[[ ENTRIES SUPPLIED open ]]
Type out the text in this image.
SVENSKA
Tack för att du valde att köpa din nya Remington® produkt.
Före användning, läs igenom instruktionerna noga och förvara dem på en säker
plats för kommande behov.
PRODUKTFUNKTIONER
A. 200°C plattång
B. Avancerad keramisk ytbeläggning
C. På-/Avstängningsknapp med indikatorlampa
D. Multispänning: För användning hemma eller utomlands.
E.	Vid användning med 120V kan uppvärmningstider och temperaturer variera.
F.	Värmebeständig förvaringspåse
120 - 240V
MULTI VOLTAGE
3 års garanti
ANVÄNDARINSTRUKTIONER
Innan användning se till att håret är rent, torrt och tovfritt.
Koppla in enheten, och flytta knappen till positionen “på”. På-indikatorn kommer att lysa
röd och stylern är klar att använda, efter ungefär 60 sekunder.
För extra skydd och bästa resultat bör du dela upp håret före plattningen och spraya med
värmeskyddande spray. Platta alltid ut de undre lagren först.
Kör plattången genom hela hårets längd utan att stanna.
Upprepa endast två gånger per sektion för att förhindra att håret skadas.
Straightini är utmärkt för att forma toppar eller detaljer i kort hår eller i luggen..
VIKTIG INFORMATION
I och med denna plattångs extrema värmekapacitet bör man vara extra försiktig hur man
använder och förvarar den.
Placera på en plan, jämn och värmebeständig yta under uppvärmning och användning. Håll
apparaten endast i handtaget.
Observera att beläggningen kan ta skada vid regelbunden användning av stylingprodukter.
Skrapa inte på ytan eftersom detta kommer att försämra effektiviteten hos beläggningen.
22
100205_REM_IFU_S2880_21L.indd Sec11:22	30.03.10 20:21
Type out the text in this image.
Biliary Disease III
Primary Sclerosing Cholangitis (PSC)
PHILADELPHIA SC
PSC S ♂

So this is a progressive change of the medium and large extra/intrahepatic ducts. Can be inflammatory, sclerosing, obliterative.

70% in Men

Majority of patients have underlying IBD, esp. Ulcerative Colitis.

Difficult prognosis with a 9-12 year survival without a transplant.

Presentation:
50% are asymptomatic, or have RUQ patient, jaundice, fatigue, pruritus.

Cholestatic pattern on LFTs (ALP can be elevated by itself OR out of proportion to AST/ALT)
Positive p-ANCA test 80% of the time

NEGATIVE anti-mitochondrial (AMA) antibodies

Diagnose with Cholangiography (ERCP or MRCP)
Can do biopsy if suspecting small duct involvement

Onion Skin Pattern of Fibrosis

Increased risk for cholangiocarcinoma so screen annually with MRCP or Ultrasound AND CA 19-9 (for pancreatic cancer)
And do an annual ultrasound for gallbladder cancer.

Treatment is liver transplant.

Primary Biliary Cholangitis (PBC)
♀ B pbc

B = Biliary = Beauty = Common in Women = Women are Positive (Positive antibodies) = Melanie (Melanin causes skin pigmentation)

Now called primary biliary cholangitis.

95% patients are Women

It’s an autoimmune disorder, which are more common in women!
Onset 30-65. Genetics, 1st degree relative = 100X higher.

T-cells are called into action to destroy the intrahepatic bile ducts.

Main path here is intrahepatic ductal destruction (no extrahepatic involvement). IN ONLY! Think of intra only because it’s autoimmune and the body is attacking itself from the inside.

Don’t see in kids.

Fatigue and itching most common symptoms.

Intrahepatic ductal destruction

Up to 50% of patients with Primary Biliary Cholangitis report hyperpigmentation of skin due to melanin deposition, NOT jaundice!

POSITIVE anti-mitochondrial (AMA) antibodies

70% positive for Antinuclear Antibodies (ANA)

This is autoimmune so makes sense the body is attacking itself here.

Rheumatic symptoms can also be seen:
[[ ENTRIES SUPPLIED closed ]]
Repeat the data verbatim.

Type out the text in this image.
SVENSKA
Tack för att du valde att köpa din nya Remington® produkt.
Före användning, läs igenom instruktionerna noga och förvara dem på en säker
plats för kommande behov.
PRODUKTFUNKTIONER
A. 200°C plattång
B. Avancerad keramisk ytbeläggning
C. På-/Avstängningsknapp med indikatorlampa
D. Multispänning: För användning hemma eller utomlands.
E.	Vid användning med 120V kan uppvärmningstider och temperaturer variera.
F.	Värmebeständig förvaringspåse
120 - 240V
MULTI VOLTAGE
3 års garanti
ANVÄNDARINSTRUKTIONER
Innan användning se till att håret är rent, torrt och tovfritt.
Koppla in enheten, och flytta knappen till positionen “på”. På-indikatorn kommer att lysa
röd och stylern är klar att använda, efter ungefär 60 sekunder.
För extra skydd och bästa resultat bör du dela upp håret före plattningen och spraya med
värmeskyddande spray. Platta alltid ut de undre lagren först.
Kör plattången genom hela hårets längd utan att stanna.
Upprepa endast två gånger per sektion för att förhindra att håret skadas.
Straightini är utmärkt för att forma toppar eller detaljer i kort hår eller i luggen..
VIKTIG INFORMATION
I och med denna plattångs extrema värmekapacitet bör man vara extra försiktig hur man
använder och förvarar den.
Placera på en plan, jämn och värmebeständig yta under uppvärmning och användning. Håll
apparaten endast i handtaget.
Observera att beläggningen kan ta skada vid regelbunden användning av stylingprodukter.
Skrapa inte på ytan eftersom detta kommer att försämra effektiviteten hos beläggningen.
22
100205_REM_IFU_S2880_21L.indd Sec11:22	30.03.10 20:21
Type out the text in this image.
Biliary Disease III
Primary Sclerosing Cholangitis (PSC)
PHILADELPHIA SC
PSC S ♂

So this is a progressive change of the medium and large extra/intrahepatic ducts. Can be inflammatory, sclerosing, obliterative.

70% in Men

Majority of patients have underlying IBD, esp. Ulcerative Colitis.

Difficult prognosis with a 9-12 year survival without a transplant.

Presentation:
50% are asymptomatic, or have RUQ patient, jaundice, fatigue, pruritus.

Cholestatic pattern on LFTs (ALP can be elevated by itself OR out of proportion to AST/ALT)
Positive p-ANCA test 80% of the time

NEGATIVE anti-mitochondrial (AMA) antibodies

Diagnose with Cholangiography (ERCP or MRCP)
Can do biopsy if suspecting small duct involvement

Onion Skin Pattern of Fibrosis

Increased risk for cholangiocarcinoma so screen annually with MRCP or Ultrasound AND CA 19-9 (for pancreatic cancer)
And do an annual ultrasound for gallbladder cancer.

Treatment is liver transplant.

Primary Biliary Cholangitis (PBC)
♀ B pbc

B = Biliary = Beauty = Common in Women = Women are Positive (Positive antibodies) = Melanie (Melanin causes skin pigmentation)

Now called primary biliary cholangitis.

95% patients are Women

It’s an autoimmune disorder, which are more common in women!
Onset 30-65. Genetics, 1st degree relative = 100X higher.

T-cells are called into action to destroy the intrahepatic bile ducts.

Main path here is intrahepatic ductal destruction (no extrahepatic involvement). IN ONLY! Think of intra only because it’s autoimmune and the body is attacking itself from the inside.

Don’t see in kids.

Fatigue and itching most common symptoms.

Intrahepatic ductal destruction

Up to 50% of patients with Primary Biliary Cholangitis report hyperpigmentation of skin due to melanin deposition, NOT jaundice!

POSITIVE anti-mitochondrial (AMA) antibodies

70% positive for Antinuclear Antibodies (ANA)

This is autoimmune so makes sense the body is attacking itself here.

Rheumatic symptoms can also be seen:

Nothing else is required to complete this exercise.